Exercise requirements
Rewrite everything in the records from the line containing "text-line: chiffre absolu, elle" down to the line containing "text-line: En somme, comme", changing "symptômes" to "signes" and leaving the rest as it is. Give only those lines.

Material
* Begin *
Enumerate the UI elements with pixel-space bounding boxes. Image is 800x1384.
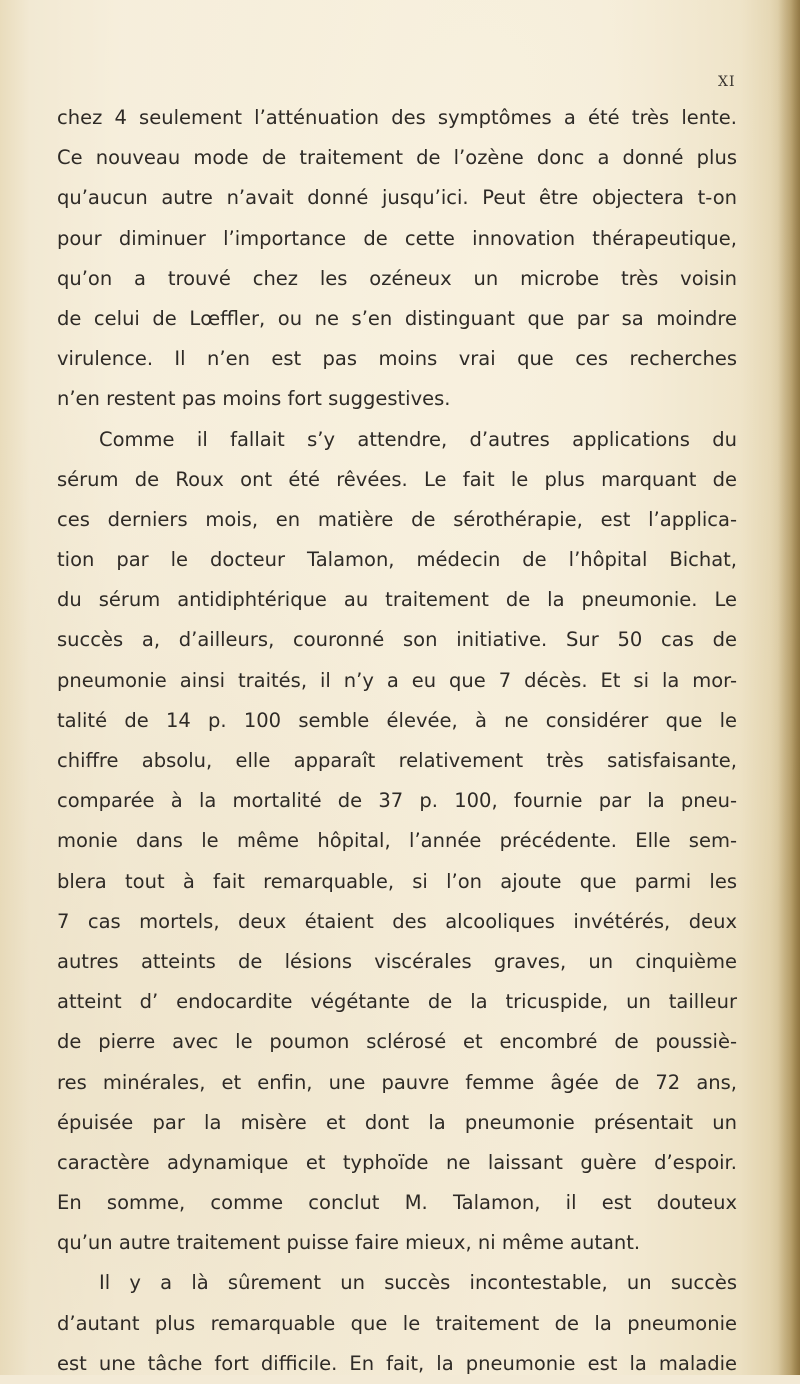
text-line: chiffre absolu, elle apparaît relativement très satisfaisante, xyxy=(57,749,737,772)
text-line: pour diminuer l’importance de cette innovation thérapeutique, xyxy=(57,226,737,250)
text-line: chez 4 seulement l’atténuation des symptômes a été très lente. xyxy=(57,106,737,129)
text-line: En somme, comme conclut M. Talamon, il est douteux xyxy=(57,1191,737,1215)
text-line: caractère adynamique et typhoïde ne laissant guère d’espoir. xyxy=(57,1150,737,1174)
text-line: blera tout à fait remarquable, si l’on ajoute que parmi les xyxy=(57,869,737,893)
text-line: de celui de Lœffler, ou ne s’en distinguant que par sa moindre xyxy=(57,306,737,330)
text-line: est une tâche fort difficile. En fait, la pneumonie est la maladie xyxy=(57,1351,737,1375)
page-number: XI xyxy=(718,74,736,90)
text-line: comparée à la mortalité de 37 p. 100, fournie par la pneu- xyxy=(57,789,737,813)
text-line: du sérum antidiphtérique au traitement de la pneumonie. Le xyxy=(57,588,737,612)
text-line: sérum de Roux ont été rêvées. Le fait le plus marquant de xyxy=(57,467,737,491)
body-text xyxy=(57,98,737,1384)
text-line: épuisée par la misère et dont la pneumonie présentait un xyxy=(57,1110,737,1134)
text-line: virulence. Il n’en est pas moins vrai que ces recherches xyxy=(57,347,737,371)
text-line: Comme il fallait s’y attendre, d’autres applications du xyxy=(99,427,737,451)
text-line: 7 cas mortels, deux étaient des alcooliques invétérés, deux xyxy=(57,909,737,933)
text-line: succès a, d’ailleurs, couronné son initiative. Sur 50 cas de xyxy=(57,628,737,652)
text-line: qu’on a trouvé chez les ozéneux un microbe très voisin xyxy=(57,266,737,290)
text-line: Il y a là sûrement un succès incontestable, un succès xyxy=(99,1271,737,1295)
text-line: pneumonie ainsi traités, il n’y a eu que 7 décès. Et si la mor- xyxy=(57,668,737,692)
text-line: n’en restent pas moins fort suggestives. xyxy=(57,387,451,411)
text-line: talité de 14 p. 100 semble élevée, à ne considérer que le xyxy=(57,708,737,732)
text-line: atteint d’ endocardite végétante de la tricuspide, un tailleur xyxy=(57,990,737,1014)
text-line: tion par le docteur Talamon, médecin de l’hôpital Bichat, xyxy=(57,548,737,572)
text-line: qu’aucun autre n’avait donné jusqu’ici. Peut être objectera t-on xyxy=(57,186,737,210)
text-line: res minérales, et enfin, une pauvre femme âgée de 72 ans, xyxy=(57,1070,737,1094)
page-edge-shadow xyxy=(778,0,800,1375)
text-line: Ce nouveau mode de traitement de l’ozène donc a donné plus xyxy=(57,146,737,170)
text-line: monie dans le même hôpital, l’année précédente. Elle sem- xyxy=(57,829,737,853)
text-line: autres atteints de lésions viscérales graves, un cinquième xyxy=(57,949,737,973)
text-line: qu’un autre traitement puisse faire mieux, ni même autant. xyxy=(57,1231,641,1255)
text-line: ces derniers mois, en matière de sérothérapie, est l’applica- xyxy=(57,507,737,531)
text-line: de pierre avec le poumon sclérosé et encombré de poussiè- xyxy=(57,1030,737,1054)
text-line: d’autant plus remarquable que le traitement de la pneumonie xyxy=(57,1311,737,1335)
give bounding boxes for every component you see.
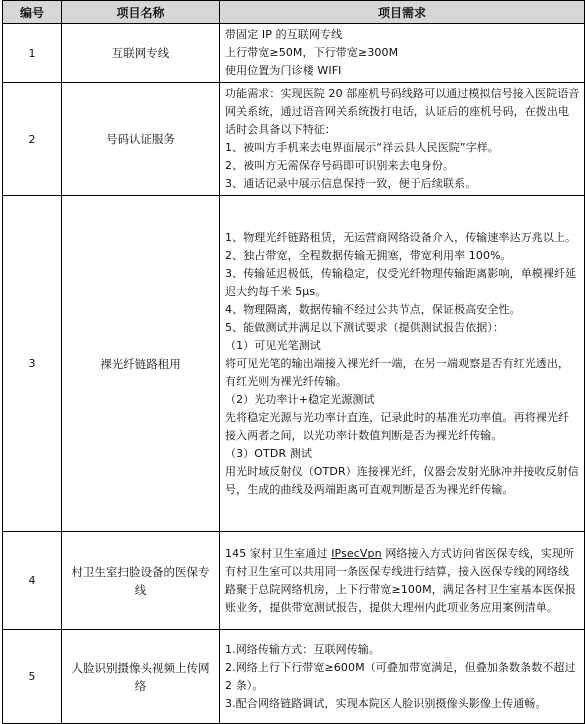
* End *
Reply to the exercise
text-line: chiffre absolu, elle apparaît relativement très satisfaisante, xyxy=(57,749,737,772)
text-line: pour diminuer l’importance de cette innovation thérapeutique, xyxy=(57,226,737,250)
text-line: chez 4 seulement l’atténuation des signes a été très lente. xyxy=(57,106,737,129)
text-line: En somme, comme conclut M. Talamon, il est douteux xyxy=(57,1191,737,1215)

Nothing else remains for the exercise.